## begin Dataset content
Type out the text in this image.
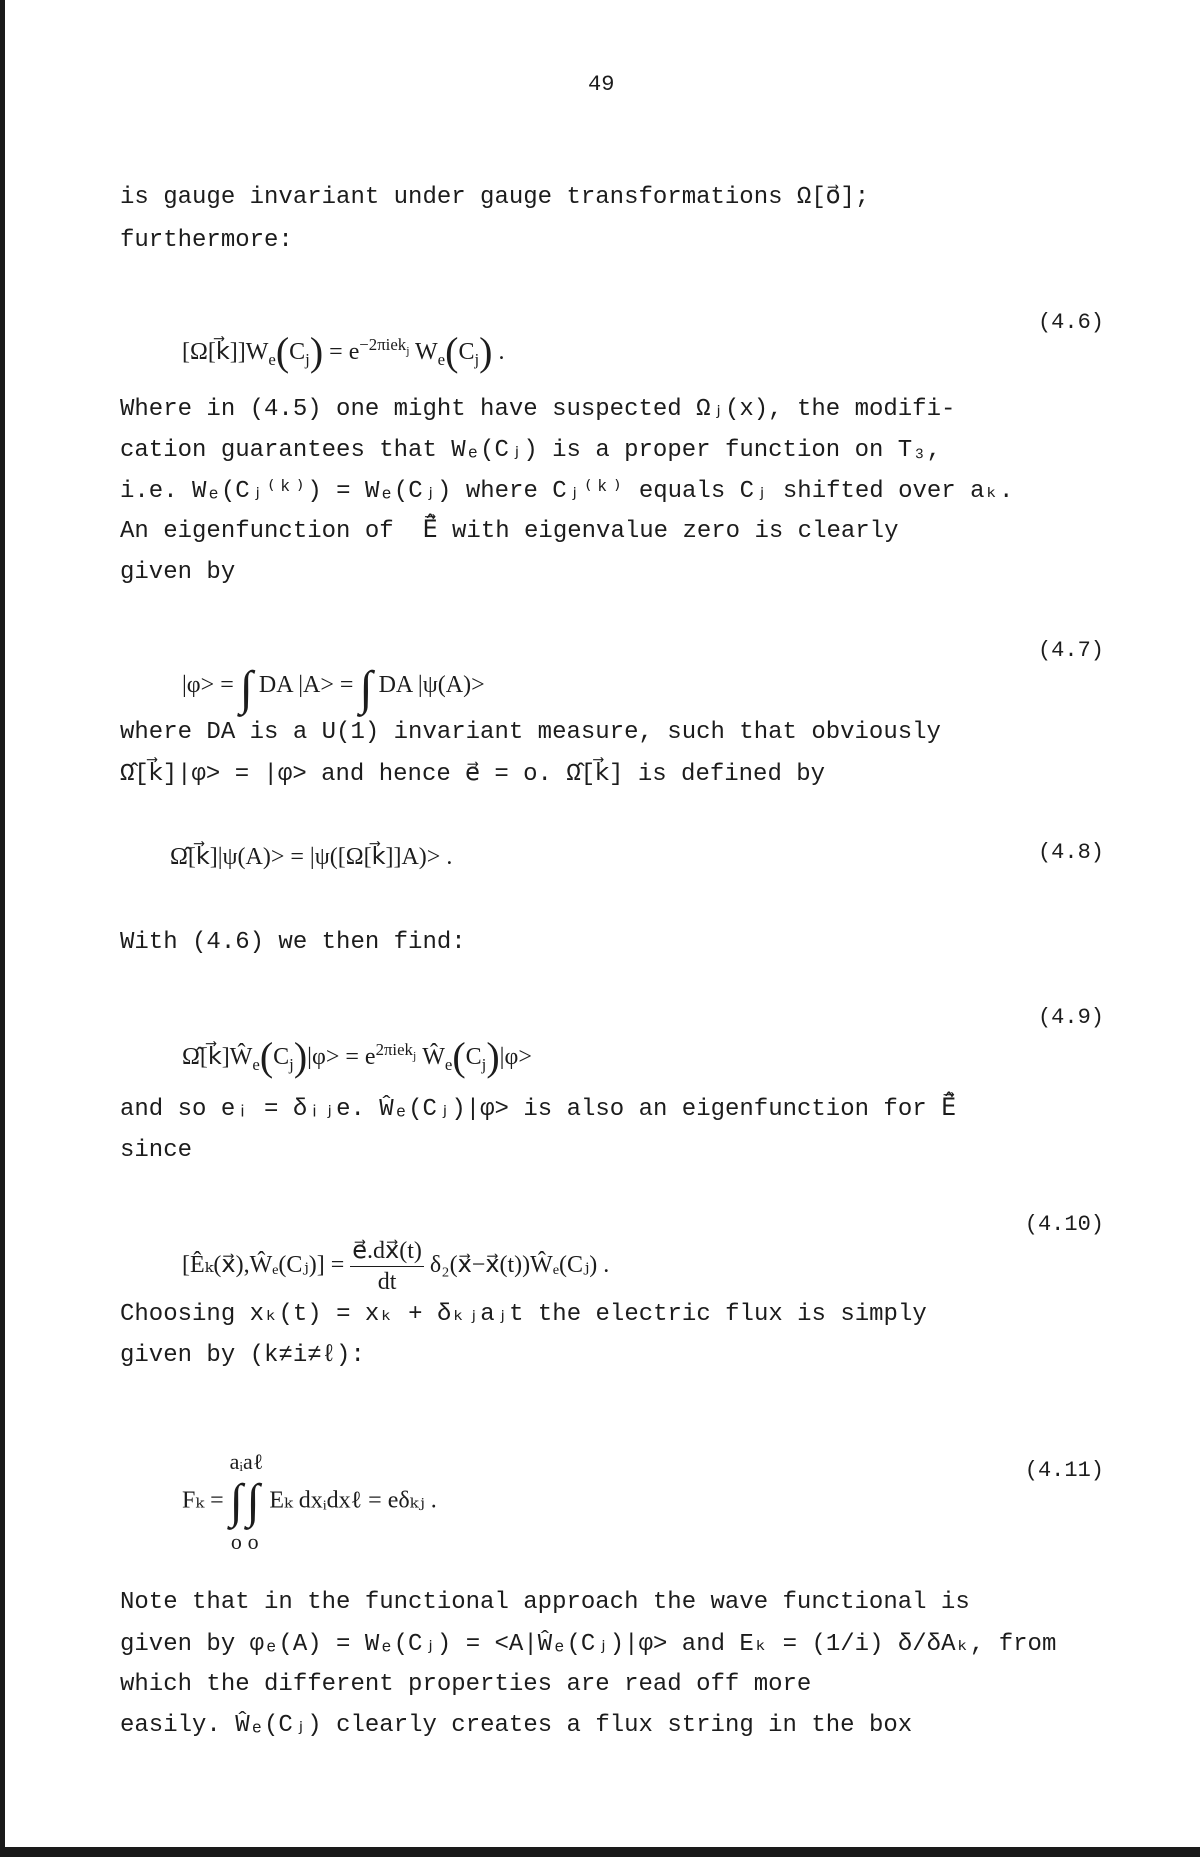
49
is gauge invariant under gauge transformations Ω[o⃗];
furthermore:

$[\Omega[k⃗]]W_e(C_j) = e^{-2\pi iek_j}$ $W_e(C_j)$ .

(4.6)
Where in (4.5) one might have suspected Ωⱼ(x), the modifi-
cation guarantees that Wₑ(Cⱼ) is a proper function on T₃,
i.e. Wₑ(Cⱼ⁽ᵏ⁾) = Wₑ(Cⱼ) where Cⱼ⁽ᵏ⁾ equals Cⱼ shifted over aₖ.
An eigenfunction of  E⃗̂ with eigenvalue zero is clearly
given by

|φ> = ∫ DA |A> = ∫ DA |ψ(A)>

(4.7)
where DA is a U(1) invariant measure, such that obviously
Ω̂[k⃗]|φ> = |φ> and hence e⃗ = o. Ω̂[k⃗] is defined by
Ω̂[k⃗]|ψ(A)> = |ψ([Ω[k⃗]]A)> .	(4.8)
With (4.6) we then find:

$\Omegâ[k⃗]Ŵ_e(C_j)|\varphi> = e^{2\pi iek_j}$ $Ŵ_e(C_j)|\varphi>$

(4.9)
and so eᵢ = δᵢⱼe. Ŵₑ(Cⱼ)|φ> is also an eigenfunction for E⃗̂
since

[Êₖ(x⃗),Ŵₑ(Cⱼ)] = $\frac{e⃗.dx⃗(t)}{dt}$ δ₂(x⃗−x⃗(t))Ŵₑ(Cⱼ) .

(4.10)
Choosing xₖ(t) = xₖ + δₖⱼaⱼt the electric flux is simply
given by (k≠i≠ℓ):

Fₖ =
aᵢ
∫
o
aℓ
∫
o
Eₖ dxᵢdxℓ = eδₖⱼ .

(4.11)
Note that in the functional approach the wave functional is
given by φₑ(A) = Wₑ(Cⱼ) = <A|Ŵₑ(Cⱼ)|φ> and Eₖ = (1/i) δ/δAₖ, from
which the different properties are read off more
easily. Ŵₑ(Cⱼ) clearly creates a flux string in the box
## end Dataset content
## Given task
Make an exact copy of the data, leaving its pictures out.

## Response below
Type out the text in this image.
49
is gauge invariant under gauge transformations Ω[o⃗];
furthermore:

$[\Omega[k⃗]]W_e(C_j) = e^{-2\pi iek_j}$ $W_e(C_j)$ .

(4.6)
Where in (4.5) one might have suspected Ωⱼ(x), the modifi-
cation guarantees that Wₑ(Cⱼ) is a proper function on T₃,
i.e. Wₑ(Cⱼ⁽ᵏ⁾) = Wₑ(Cⱼ) where Cⱼ⁽ᵏ⁾ equals Cⱼ shifted over aₖ.
An eigenfunction of  E⃗̂ with eigenvalue zero is clearly
given by

|φ> = ∫ DA |A> = ∫ DA |ψ(A)>

(4.7)
where DA is a U(1) invariant measure, such that obviously
Ω̂[k⃗]|φ> = |φ> and hence e⃗ = o. Ω̂[k⃗] is defined by
Ω̂[k⃗]|ψ(A)> = |ψ([Ω[k⃗]]A)> .	(4.8)
With (4.6) we then find:

$\Omegâ[k⃗]Ŵ_e(C_j)|\varphi> = e^{2\pi iek_j}$ $Ŵ_e(C_j)|\varphi>$

(4.9)
and so eᵢ = δᵢⱼe. Ŵₑ(Cⱼ)|φ> is also an eigenfunction for E⃗̂
since

[Êₖ(x⃗),Ŵₑ(Cⱼ)] = $\frac{e⃗.dx⃗(t)}{dt}$ δ₂(x⃗−x⃗(t))Ŵₑ(Cⱼ) .

(4.10)
Choosing xₖ(t) = xₖ + δₖⱼaⱼt the electric flux is simply
given by (k≠i≠ℓ):

Fₖ =
aᵢ
∫
o
aℓ
∫
o
Eₖ dxᵢdxℓ = eδₖⱼ .

(4.11)
Note that in the functional approach the wave functional is
given by φₑ(A) = Wₑ(Cⱼ) = <A|Ŵₑ(Cⱼ)|φ> and Eₖ = (1/i) δ/δAₖ, from
which the different properties are read off more
easily. Ŵₑ(Cⱼ) clearly creates a flux string in the box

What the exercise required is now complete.